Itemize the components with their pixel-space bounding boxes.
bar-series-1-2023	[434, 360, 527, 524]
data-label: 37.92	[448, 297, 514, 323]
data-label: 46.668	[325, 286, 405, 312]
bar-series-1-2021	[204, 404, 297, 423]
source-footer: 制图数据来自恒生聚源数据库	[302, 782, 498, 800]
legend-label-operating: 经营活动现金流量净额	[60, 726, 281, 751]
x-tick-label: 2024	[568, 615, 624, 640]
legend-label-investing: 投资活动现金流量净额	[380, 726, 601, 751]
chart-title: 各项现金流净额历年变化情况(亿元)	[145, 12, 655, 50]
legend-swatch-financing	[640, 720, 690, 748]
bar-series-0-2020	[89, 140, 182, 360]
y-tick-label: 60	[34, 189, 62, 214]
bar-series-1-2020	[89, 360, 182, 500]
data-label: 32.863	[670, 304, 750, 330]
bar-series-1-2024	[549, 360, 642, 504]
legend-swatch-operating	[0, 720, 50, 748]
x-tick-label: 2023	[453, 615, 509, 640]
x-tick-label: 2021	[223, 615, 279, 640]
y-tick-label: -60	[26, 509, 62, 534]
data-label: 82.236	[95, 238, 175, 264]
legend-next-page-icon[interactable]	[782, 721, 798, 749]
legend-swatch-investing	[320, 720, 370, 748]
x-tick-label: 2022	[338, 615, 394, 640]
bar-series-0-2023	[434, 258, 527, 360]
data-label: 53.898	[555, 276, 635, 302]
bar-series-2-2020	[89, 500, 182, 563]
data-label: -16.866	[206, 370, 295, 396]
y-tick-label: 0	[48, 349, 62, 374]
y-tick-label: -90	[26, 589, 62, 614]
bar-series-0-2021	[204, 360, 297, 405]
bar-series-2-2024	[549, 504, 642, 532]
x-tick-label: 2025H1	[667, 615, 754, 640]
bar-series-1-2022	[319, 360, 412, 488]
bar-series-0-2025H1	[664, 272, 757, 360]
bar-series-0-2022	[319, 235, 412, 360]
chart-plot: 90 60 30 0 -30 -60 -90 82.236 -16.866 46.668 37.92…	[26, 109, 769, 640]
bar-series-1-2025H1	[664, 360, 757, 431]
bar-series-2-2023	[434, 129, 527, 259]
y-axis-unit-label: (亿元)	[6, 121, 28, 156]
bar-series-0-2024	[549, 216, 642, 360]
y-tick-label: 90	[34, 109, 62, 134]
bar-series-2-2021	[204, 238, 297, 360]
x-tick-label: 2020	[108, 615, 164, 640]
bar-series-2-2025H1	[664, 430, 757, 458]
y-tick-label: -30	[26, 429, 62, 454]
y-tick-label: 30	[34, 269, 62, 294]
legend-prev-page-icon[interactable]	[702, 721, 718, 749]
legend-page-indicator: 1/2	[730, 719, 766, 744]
----
▶ _Brief_
Can you reproduce only the stretch of the listing from its first line through the line containing "235, 412, 360]", replacing every "data-label" with "value-label" and keeping everything else the same?

▶ _Solved exercise_
Itemize the components with their pixel-space bounding boxes.
bar-series-1-2023	[434, 360, 527, 524]
value-label: 37.92	[448, 297, 514, 323]
value-label: 46.668	[325, 286, 405, 312]
bar-series-1-2021	[204, 404, 297, 423]
source-footer: 制图数据来自恒生聚源数据库	[302, 782, 498, 800]
legend-label-operating: 经营活动现金流量净额	[60, 726, 281, 751]
x-tick-label: 2024	[568, 615, 624, 640]
legend-label-investing: 投资活动现金流量净额	[380, 726, 601, 751]
chart-title: 各项现金流净额历年变化情况(亿元)	[145, 12, 655, 50]
legend-swatch-financing	[640, 720, 690, 748]
bar-series-0-2020	[89, 140, 182, 360]
y-tick-label: 60	[34, 189, 62, 214]
bar-series-1-2020	[89, 360, 182, 500]
value-label: 32.863	[670, 304, 750, 330]
bar-series-1-2024	[549, 360, 642, 504]
legend-swatch-operating	[0, 720, 50, 748]
x-tick-label: 2023	[453, 615, 509, 640]
x-tick-label: 2021	[223, 615, 279, 640]
y-tick-label: -60	[26, 509, 62, 534]
value-label: 82.236	[95, 238, 175, 264]
legend-next-page-icon[interactable]	[782, 721, 798, 749]
legend-swatch-investing	[320, 720, 370, 748]
x-tick-label: 2022	[338, 615, 394, 640]
bar-series-0-2023	[434, 258, 527, 360]
value-label: 53.898	[555, 276, 635, 302]
bar-series-2-2020	[89, 500, 182, 563]
value-label: -16.866	[206, 370, 295, 396]
y-tick-label: 0	[48, 349, 62, 374]
y-tick-label: -90	[26, 589, 62, 614]
bar-series-0-2021	[204, 360, 297, 405]
bar-series-2-2024	[549, 504, 642, 532]
x-tick-label: 2025H1	[667, 615, 754, 640]
bar-series-1-2022	[319, 360, 412, 488]
bar-series-0-2025H1	[664, 272, 757, 360]
bar-series-0-2022	[319, 235, 412, 360]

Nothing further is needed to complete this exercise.